Copy the records verbatim, starting from the first line and stopping after the line that contains "sidebar-item-label: シナリオ配信 [21,183,97,198]".

* * *

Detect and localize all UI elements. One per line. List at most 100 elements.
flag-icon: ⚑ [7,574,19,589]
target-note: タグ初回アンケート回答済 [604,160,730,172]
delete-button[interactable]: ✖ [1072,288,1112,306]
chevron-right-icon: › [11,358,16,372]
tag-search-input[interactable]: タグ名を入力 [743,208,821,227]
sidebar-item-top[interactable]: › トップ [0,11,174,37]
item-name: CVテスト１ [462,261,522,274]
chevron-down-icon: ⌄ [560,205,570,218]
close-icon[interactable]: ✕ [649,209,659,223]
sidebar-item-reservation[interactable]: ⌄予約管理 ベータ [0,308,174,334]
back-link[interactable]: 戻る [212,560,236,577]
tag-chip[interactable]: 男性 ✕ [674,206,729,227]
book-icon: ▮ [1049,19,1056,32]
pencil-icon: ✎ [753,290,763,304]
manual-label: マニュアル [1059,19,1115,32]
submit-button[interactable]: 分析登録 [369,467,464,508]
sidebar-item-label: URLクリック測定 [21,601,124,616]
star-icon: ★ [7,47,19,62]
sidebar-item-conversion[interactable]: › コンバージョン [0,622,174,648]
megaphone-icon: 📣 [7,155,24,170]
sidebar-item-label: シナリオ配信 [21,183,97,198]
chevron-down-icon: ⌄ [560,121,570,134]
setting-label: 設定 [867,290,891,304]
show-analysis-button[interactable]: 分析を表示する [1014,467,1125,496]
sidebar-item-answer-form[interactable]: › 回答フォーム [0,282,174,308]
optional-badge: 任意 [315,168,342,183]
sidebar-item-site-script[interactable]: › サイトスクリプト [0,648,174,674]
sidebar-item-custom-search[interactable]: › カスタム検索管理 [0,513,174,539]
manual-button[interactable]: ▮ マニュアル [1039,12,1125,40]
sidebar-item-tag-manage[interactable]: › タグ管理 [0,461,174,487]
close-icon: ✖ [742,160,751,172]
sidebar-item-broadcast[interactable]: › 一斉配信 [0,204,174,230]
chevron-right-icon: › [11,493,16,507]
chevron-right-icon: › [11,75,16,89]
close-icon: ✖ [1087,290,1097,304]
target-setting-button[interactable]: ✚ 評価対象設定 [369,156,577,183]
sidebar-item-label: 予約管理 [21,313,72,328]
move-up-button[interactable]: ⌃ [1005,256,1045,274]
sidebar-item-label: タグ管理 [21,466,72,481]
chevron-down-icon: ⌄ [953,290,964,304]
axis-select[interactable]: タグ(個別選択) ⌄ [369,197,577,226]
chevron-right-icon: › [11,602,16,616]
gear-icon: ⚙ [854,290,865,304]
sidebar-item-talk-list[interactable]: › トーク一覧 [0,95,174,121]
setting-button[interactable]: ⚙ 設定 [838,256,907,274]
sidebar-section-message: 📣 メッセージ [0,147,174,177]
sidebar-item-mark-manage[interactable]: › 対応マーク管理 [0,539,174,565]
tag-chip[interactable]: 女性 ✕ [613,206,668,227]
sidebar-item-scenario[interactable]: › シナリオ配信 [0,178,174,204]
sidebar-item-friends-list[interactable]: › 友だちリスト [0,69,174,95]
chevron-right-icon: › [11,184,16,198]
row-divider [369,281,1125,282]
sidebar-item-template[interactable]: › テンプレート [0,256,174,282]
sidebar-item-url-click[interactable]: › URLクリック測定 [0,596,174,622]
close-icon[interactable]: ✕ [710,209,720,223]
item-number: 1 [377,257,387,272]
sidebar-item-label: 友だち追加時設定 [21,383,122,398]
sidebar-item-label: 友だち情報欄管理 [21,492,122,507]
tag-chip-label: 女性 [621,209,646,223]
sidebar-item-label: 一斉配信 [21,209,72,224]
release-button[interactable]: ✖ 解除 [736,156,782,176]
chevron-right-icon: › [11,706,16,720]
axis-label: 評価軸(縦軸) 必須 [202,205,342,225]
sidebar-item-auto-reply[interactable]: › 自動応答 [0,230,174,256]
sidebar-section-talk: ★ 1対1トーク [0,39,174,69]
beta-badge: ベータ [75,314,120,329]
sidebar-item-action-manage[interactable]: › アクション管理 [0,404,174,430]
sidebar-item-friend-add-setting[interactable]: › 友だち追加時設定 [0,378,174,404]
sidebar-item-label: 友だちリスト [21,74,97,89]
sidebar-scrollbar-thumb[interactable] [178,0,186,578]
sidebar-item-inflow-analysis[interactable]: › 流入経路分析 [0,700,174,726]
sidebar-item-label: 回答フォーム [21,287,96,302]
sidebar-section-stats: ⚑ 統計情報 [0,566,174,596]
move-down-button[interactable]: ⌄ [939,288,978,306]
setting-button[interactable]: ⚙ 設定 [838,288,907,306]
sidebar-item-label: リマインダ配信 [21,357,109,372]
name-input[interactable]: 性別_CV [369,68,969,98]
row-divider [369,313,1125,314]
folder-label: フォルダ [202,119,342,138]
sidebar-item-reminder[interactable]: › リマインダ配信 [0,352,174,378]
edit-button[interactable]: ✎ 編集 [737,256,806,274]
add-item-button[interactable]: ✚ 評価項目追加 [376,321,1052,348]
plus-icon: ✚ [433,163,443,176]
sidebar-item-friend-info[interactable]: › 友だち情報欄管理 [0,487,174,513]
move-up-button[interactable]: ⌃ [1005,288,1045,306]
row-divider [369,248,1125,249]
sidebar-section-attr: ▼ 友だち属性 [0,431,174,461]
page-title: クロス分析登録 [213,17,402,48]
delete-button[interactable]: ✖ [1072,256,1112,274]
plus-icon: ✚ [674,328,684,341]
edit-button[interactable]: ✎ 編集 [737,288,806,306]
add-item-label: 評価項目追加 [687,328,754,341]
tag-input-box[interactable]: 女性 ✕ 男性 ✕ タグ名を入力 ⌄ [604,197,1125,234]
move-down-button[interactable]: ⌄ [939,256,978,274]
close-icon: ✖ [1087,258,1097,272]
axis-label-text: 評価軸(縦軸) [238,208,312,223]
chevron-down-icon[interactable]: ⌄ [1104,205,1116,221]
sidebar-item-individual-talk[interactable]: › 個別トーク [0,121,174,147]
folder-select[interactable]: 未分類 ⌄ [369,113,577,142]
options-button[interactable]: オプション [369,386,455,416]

* * *

_The completed task_:
Detect and localize all UI elements. One per line. List at most 100 elements.
flag-icon: ⚑ [7,574,19,589]
target-note: タグ初回アンケート回答済 [604,160,730,172]
delete-button[interactable]: ✖ [1072,288,1112,306]
chevron-right-icon: › [11,358,16,372]
tag-search-input[interactable]: タグ名を入力 [743,208,821,227]
sidebar-item-top[interactable]: › トップ [0,11,174,37]
item-name: CVテスト１ [462,261,522,274]
chevron-down-icon: ⌄ [560,205,570,218]
close-icon[interactable]: ✕ [649,209,659,223]
sidebar-item-reservation[interactable]: ⌄予約管理 ベータ [0,308,174,334]
back-link[interactable]: 戻る [212,560,236,577]
tag-chip[interactable]: 男性 ✕ [674,206,729,227]
book-icon: ▮ [1049,19,1056,32]
pencil-icon: ✎ [753,290,763,304]
manual-label: マニュアル [1059,19,1115,32]
submit-button[interactable]: 分析登録 [369,467,464,508]
sidebar-item-label: URLクリック測定 [21,601,124,616]
star-icon: ★ [7,47,19,62]
sidebar-item-conversion[interactable]: › コンバージョン [0,622,174,648]
megaphone-icon: 📣 [7,155,24,170]
sidebar-item-label: シナリオ配信 [21,183,97,198]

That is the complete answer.